§ **WRITTEN TASK**
Copy each of the entries below faithfully, setting aside any pictures.

§ **RECORD LIST**
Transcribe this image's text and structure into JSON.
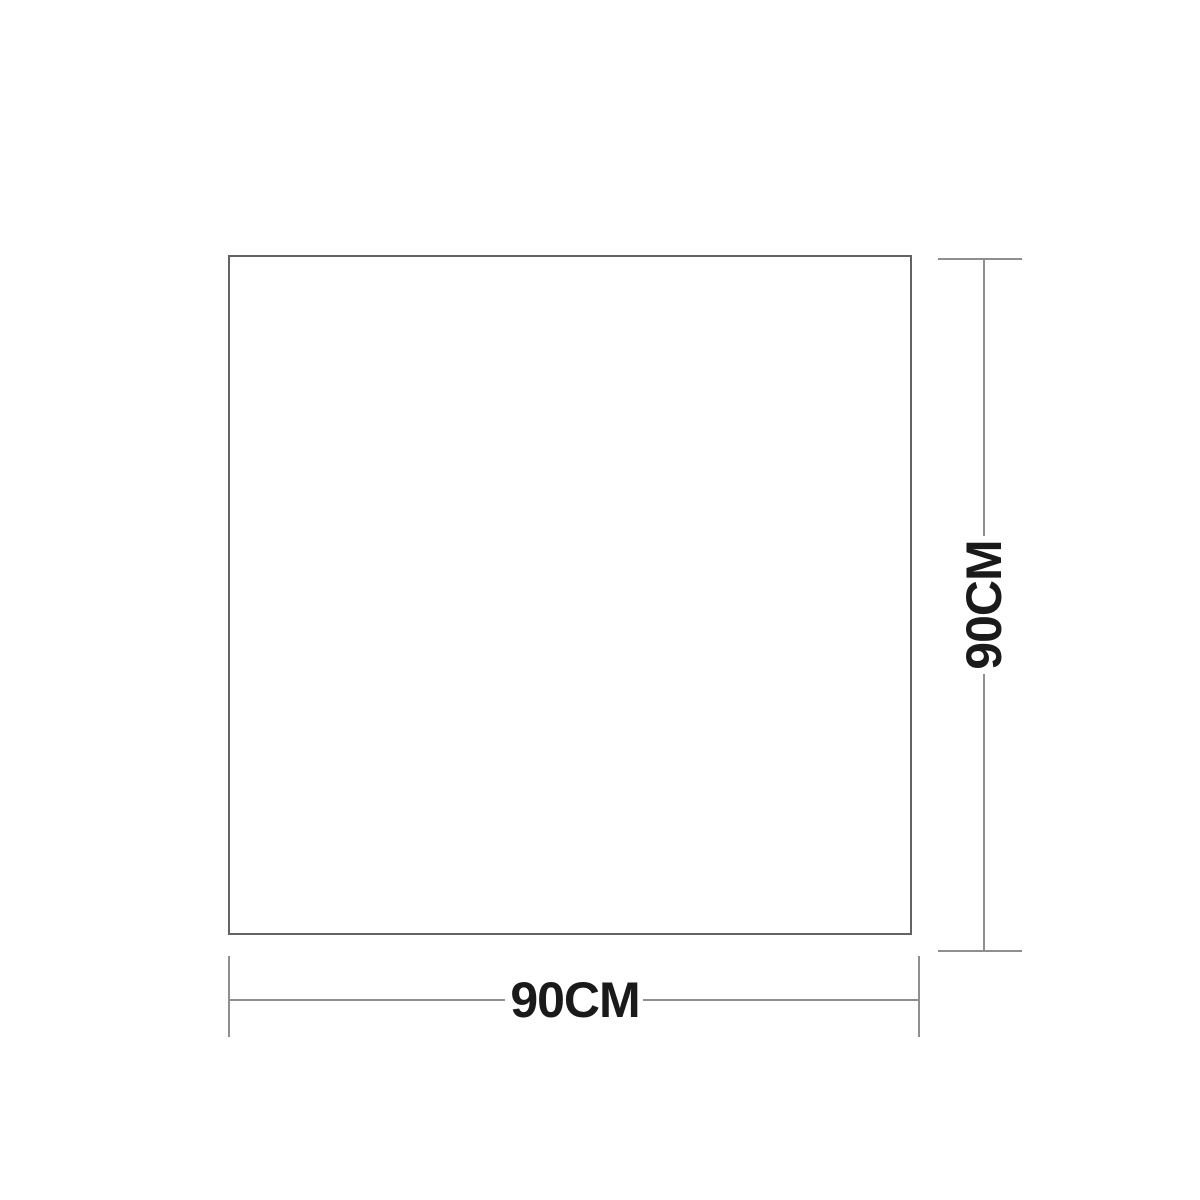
{
  "diagram": {
    "type": "product-dimension-diagram",
    "shape": "square",
    "width_label": "90CM",
    "height_label": "90CM",
    "colors": {
      "background": "#ffffff",
      "shape_outline": "#636363",
      "dimension_line": "#8f8f8f",
      "label_text": "#1a1a1a"
    }
  }
}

§ **EXERCISE SOLUTION**
Transcribe this image's text and structure into JSON.
{
  "diagram": {
    "type": "product-dimension-diagram",
    "shape": "square",
    "width_label": "90CM",
    "height_label": "90CM",
    "colors": {
      "background": "#ffffff",
      "shape_outline": "#636363",
      "dimension_line": "#8f8f8f",
      "label_text": "#1a1a1a"
    }
  }
}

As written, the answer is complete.